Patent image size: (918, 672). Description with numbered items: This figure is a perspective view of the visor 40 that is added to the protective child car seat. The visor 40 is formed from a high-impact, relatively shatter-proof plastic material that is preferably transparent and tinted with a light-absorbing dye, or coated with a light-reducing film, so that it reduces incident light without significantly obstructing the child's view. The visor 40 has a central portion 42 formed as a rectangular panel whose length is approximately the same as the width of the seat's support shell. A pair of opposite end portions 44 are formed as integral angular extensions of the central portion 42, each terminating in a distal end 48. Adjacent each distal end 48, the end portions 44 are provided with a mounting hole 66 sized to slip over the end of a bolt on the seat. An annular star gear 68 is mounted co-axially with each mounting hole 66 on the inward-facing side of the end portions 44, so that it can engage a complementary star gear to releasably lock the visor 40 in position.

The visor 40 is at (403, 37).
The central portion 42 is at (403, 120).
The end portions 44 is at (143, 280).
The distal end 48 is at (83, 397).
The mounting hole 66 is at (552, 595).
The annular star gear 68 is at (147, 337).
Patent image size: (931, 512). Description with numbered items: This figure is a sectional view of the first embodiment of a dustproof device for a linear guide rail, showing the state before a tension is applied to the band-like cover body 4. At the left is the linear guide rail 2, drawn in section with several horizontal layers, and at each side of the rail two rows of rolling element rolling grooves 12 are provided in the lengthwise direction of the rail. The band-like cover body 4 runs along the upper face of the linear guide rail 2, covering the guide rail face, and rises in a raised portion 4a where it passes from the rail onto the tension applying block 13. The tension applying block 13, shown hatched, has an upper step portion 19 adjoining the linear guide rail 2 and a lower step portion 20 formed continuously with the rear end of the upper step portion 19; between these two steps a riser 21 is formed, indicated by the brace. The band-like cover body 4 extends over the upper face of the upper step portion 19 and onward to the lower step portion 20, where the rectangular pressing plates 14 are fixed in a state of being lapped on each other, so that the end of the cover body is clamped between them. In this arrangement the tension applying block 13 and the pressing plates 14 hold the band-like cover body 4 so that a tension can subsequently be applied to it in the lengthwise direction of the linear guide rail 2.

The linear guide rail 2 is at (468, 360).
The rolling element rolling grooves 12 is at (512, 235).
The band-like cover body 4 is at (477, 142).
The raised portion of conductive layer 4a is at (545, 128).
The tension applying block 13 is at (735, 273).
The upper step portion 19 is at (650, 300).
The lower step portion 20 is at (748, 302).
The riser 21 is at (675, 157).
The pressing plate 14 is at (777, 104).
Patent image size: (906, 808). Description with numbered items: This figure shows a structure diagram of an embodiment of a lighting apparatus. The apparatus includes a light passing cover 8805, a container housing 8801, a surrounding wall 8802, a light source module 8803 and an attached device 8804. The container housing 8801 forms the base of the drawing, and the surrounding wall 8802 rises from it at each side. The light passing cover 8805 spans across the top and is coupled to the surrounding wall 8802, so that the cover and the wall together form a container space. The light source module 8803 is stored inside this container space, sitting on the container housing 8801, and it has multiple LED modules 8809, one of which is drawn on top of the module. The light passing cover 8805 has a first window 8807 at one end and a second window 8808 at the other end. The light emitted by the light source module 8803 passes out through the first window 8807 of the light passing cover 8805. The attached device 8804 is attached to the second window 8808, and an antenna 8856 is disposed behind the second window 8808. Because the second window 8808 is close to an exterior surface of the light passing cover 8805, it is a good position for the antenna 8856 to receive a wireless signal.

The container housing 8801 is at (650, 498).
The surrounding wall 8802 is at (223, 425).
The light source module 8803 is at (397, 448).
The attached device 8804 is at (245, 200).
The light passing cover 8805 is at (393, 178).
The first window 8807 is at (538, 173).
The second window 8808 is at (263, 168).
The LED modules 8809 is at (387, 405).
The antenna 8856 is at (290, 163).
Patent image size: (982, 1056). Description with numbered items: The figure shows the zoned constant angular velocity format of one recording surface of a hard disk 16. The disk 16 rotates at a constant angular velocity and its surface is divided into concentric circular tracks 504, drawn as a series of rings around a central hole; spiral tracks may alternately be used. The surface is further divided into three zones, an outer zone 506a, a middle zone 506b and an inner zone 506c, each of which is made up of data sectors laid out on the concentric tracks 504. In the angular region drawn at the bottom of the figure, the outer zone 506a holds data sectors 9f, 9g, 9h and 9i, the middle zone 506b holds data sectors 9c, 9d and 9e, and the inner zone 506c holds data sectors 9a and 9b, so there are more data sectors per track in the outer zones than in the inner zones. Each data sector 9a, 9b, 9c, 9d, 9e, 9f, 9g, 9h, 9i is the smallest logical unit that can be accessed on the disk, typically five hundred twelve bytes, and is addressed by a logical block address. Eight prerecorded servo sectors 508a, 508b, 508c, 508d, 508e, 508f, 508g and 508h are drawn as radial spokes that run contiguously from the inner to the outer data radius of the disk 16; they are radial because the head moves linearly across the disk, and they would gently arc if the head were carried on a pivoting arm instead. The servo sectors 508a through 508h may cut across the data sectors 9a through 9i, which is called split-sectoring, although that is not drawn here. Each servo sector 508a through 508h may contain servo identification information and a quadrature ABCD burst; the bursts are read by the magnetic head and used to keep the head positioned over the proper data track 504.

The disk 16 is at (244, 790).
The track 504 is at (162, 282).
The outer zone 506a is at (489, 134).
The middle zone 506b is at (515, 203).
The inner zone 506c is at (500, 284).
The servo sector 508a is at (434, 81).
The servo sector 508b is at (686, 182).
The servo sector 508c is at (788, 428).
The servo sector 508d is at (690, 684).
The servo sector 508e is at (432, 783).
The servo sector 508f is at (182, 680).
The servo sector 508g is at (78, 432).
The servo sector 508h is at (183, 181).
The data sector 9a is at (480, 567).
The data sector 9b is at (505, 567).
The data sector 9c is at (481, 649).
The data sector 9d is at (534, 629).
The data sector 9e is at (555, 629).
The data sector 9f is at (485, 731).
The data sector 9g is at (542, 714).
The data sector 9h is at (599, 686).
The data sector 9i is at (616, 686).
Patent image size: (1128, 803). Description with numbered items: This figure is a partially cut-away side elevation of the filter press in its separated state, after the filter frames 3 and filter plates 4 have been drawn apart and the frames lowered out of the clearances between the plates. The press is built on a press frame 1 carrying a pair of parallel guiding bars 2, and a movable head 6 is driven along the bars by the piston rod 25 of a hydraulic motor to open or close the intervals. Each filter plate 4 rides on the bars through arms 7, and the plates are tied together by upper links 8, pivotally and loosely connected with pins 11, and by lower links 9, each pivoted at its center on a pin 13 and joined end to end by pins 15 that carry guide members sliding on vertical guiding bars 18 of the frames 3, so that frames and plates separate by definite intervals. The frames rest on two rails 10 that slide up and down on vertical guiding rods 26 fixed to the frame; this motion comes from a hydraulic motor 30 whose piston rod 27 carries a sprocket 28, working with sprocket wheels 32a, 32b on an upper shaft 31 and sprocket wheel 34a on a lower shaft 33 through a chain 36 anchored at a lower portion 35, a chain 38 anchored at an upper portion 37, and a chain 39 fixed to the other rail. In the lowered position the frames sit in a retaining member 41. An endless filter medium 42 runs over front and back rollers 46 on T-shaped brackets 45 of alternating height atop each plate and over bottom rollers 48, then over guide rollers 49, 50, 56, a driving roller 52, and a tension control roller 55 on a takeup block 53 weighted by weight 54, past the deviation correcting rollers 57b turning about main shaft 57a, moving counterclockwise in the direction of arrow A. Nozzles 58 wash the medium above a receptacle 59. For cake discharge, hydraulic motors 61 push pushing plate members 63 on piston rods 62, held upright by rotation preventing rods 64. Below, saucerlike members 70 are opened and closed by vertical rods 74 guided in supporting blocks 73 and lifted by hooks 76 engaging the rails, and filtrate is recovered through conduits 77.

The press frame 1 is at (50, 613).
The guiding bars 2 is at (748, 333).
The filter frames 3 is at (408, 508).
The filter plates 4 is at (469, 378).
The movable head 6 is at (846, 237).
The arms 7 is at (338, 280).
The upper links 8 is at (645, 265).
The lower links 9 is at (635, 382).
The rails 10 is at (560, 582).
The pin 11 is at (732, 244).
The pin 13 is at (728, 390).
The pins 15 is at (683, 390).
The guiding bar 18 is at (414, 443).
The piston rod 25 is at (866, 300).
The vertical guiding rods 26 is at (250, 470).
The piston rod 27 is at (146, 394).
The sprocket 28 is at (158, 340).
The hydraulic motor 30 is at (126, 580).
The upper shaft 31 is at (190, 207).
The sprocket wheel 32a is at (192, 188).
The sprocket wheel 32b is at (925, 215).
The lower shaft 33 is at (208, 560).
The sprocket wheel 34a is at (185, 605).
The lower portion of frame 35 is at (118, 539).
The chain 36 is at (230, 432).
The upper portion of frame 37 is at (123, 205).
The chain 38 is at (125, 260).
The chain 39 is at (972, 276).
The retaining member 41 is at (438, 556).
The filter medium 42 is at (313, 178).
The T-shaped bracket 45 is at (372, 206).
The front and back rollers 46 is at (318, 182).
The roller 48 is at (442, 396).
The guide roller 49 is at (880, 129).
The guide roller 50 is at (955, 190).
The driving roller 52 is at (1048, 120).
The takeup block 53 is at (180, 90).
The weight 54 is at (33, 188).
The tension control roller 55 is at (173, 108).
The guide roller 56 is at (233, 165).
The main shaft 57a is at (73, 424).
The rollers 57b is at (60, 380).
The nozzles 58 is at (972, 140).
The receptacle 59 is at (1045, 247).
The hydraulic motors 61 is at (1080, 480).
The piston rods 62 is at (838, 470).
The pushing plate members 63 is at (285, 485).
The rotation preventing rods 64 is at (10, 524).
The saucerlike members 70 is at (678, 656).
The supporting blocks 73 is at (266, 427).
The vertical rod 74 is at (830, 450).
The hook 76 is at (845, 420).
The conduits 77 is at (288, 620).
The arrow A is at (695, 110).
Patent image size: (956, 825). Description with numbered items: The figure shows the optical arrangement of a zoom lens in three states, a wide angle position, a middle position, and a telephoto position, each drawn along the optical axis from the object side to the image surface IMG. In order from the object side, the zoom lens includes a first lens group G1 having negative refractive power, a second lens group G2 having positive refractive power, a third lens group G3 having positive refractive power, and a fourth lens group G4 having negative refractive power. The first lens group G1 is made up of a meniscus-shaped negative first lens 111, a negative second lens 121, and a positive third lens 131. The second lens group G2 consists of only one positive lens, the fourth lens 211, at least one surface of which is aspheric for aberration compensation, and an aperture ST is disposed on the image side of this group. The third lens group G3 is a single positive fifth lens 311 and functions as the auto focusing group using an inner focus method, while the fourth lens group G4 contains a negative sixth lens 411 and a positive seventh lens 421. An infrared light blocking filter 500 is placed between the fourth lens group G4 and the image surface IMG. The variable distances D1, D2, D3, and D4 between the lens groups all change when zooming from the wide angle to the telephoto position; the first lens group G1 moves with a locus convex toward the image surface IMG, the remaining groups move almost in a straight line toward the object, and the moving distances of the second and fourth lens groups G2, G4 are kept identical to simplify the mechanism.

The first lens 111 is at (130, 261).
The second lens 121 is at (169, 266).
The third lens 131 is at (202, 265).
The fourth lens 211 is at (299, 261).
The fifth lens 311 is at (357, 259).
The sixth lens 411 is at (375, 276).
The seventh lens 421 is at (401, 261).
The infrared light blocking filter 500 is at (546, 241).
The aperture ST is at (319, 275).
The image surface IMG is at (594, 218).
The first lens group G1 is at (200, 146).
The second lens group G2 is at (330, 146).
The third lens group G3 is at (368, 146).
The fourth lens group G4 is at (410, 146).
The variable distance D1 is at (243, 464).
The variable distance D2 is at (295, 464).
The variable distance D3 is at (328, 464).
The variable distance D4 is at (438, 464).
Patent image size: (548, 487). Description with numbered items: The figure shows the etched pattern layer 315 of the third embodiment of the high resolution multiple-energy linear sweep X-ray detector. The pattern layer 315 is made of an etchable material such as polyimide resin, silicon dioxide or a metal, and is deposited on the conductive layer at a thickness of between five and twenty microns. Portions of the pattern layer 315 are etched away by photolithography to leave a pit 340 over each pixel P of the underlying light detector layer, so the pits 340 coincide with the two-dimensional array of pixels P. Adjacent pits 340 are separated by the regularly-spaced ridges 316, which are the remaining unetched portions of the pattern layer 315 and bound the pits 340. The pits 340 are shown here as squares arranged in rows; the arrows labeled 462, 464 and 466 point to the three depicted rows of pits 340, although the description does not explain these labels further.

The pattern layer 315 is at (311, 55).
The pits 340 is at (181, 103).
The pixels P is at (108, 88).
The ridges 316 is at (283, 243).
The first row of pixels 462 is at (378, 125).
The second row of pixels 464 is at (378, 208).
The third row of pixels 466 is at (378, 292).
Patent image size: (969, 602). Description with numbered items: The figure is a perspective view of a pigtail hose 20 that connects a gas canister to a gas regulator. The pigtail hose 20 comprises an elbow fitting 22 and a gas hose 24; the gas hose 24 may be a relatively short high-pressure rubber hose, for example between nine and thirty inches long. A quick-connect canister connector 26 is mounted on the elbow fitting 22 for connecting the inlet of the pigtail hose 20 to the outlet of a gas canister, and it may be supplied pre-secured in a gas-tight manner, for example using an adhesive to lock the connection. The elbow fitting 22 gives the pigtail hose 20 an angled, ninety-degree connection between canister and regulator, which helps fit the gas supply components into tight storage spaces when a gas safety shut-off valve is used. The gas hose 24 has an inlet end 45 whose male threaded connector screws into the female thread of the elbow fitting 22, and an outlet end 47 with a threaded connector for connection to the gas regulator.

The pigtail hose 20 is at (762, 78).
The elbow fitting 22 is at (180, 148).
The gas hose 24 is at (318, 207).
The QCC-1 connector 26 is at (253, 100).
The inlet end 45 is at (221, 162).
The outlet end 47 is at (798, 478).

(Written problem)
Copy the records above word for word, starting with the line containing "Patent image size: (548, 487)." and ending with the line containing "The pattern layer 315 is at (311, 55).", both included.

(Solution to this exercise)
Patent image size: (548, 487). Description with numbered items: The figure shows the etched pattern layer 315 of the third embodiment of the high resolution multiple-energy linear sweep X-ray detector. The pattern layer 315 is made of an etchable material such as polyimide resin, silicon dioxide or a metal, and is deposited on the conductive layer at a thickness of between five and twenty microns. Portions of the pattern layer 315 are etched away by photolithography to leave a pit 340 over each pixel P of the underlying light detector layer, so the pits 340 coincide with the two-dimensional array of pixels P. Adjacent pits 340 are separated by the regularly-spaced ridges 316, which are the remaining unetched portions of the pattern layer 315 and bound the pits 340. The pits 340 are shown here as squares arranged in rows; the arrows labeled 462, 464 and 466 point to the three depicted rows of pits 340, although the description does not explain these labels further.

The pattern layer 315 is at (311, 55).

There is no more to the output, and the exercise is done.